### Written task
Beneath this task is a listing. State how many of its lines include the string "протертое", giving nothing but the number.
[start Provided data]
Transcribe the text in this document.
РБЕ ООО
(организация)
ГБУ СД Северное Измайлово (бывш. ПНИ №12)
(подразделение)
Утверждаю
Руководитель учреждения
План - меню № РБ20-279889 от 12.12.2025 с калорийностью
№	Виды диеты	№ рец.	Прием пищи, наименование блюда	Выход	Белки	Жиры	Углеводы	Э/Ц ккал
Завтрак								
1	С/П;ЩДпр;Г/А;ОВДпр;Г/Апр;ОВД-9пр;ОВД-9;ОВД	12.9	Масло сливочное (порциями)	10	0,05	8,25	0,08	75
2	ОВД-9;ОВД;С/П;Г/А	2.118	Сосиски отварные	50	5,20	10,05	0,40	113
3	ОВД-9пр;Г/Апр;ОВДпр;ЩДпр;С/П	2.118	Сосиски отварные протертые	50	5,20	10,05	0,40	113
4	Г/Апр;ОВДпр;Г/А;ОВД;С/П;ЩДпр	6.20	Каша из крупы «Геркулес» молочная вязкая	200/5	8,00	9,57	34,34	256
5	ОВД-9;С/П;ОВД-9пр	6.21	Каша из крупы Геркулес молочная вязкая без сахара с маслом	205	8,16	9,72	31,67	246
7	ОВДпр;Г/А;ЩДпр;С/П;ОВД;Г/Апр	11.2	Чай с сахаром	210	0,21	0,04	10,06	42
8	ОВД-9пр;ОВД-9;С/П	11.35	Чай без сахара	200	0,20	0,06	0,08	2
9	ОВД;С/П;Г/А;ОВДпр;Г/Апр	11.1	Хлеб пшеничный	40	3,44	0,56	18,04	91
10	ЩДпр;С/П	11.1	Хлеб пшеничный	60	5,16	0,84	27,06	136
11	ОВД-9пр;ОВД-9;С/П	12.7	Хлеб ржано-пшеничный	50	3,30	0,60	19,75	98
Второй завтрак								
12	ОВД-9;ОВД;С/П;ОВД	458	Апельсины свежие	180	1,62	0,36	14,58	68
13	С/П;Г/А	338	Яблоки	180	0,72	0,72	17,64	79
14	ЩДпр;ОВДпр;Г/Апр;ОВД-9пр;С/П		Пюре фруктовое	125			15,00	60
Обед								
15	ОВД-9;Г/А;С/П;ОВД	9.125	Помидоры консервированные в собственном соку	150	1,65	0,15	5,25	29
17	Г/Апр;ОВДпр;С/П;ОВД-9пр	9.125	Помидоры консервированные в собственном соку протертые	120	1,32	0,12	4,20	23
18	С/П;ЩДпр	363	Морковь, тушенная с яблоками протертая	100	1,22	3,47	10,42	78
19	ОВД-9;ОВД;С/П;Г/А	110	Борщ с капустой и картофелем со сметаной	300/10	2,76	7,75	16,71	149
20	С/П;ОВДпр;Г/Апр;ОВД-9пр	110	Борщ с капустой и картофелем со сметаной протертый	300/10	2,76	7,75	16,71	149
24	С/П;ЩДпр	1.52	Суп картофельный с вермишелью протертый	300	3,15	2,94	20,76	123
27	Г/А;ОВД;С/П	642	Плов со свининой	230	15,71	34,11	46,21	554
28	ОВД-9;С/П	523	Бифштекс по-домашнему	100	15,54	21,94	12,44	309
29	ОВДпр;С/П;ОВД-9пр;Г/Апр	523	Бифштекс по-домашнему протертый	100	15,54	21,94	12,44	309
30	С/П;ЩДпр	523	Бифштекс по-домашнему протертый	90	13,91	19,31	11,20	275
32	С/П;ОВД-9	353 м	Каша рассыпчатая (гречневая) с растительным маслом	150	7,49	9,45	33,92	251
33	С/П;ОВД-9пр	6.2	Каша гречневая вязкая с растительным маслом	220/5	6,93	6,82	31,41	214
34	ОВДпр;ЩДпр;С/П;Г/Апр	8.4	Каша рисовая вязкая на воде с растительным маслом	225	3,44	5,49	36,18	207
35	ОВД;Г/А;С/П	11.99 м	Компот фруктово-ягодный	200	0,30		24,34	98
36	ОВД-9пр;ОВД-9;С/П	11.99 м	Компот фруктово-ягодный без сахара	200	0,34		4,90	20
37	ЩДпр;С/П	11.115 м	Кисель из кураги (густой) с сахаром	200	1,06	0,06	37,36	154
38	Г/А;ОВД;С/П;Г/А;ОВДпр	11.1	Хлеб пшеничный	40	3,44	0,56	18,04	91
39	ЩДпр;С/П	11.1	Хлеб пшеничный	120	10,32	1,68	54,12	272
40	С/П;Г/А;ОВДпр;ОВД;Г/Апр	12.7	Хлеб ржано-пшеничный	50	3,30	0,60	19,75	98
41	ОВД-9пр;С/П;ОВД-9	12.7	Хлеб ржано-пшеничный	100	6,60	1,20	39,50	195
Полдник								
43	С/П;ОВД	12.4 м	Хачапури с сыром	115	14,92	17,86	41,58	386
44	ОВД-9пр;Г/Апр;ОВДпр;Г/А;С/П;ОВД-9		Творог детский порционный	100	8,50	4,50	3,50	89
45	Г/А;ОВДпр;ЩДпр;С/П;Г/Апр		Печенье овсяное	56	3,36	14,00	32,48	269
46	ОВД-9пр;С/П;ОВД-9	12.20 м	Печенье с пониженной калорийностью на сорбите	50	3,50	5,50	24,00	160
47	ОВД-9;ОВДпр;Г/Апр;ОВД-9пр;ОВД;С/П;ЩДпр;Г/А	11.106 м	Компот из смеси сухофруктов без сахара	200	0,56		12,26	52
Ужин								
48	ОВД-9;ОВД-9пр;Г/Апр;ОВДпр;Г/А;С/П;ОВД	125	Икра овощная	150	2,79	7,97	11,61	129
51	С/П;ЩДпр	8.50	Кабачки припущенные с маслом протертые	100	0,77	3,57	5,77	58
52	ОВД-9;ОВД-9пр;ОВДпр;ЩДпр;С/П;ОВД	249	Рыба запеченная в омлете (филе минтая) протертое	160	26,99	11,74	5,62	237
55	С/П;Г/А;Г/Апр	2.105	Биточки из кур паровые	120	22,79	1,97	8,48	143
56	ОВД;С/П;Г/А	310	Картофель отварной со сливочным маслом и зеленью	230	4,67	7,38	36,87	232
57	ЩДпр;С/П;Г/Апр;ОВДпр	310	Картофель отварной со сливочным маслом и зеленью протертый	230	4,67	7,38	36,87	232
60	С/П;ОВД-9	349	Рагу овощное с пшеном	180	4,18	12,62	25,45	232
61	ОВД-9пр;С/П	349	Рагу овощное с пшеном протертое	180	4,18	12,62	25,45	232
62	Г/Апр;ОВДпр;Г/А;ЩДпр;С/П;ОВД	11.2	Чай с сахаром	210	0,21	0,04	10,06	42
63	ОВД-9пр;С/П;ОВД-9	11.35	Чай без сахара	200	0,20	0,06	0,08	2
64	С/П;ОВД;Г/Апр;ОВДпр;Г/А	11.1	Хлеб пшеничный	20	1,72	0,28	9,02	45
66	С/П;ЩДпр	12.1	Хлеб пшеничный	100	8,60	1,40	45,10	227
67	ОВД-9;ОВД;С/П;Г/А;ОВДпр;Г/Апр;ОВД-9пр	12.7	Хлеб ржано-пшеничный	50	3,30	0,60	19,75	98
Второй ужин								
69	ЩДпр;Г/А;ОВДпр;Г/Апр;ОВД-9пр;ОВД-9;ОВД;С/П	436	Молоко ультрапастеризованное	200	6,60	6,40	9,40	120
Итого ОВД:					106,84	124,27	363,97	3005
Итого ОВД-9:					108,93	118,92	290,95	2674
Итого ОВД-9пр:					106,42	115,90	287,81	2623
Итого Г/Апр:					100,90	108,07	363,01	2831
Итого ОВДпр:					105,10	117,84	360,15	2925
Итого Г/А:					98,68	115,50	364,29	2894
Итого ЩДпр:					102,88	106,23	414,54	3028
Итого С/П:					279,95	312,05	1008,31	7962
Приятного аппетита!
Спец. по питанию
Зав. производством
[end Provided data]
### Full solution
2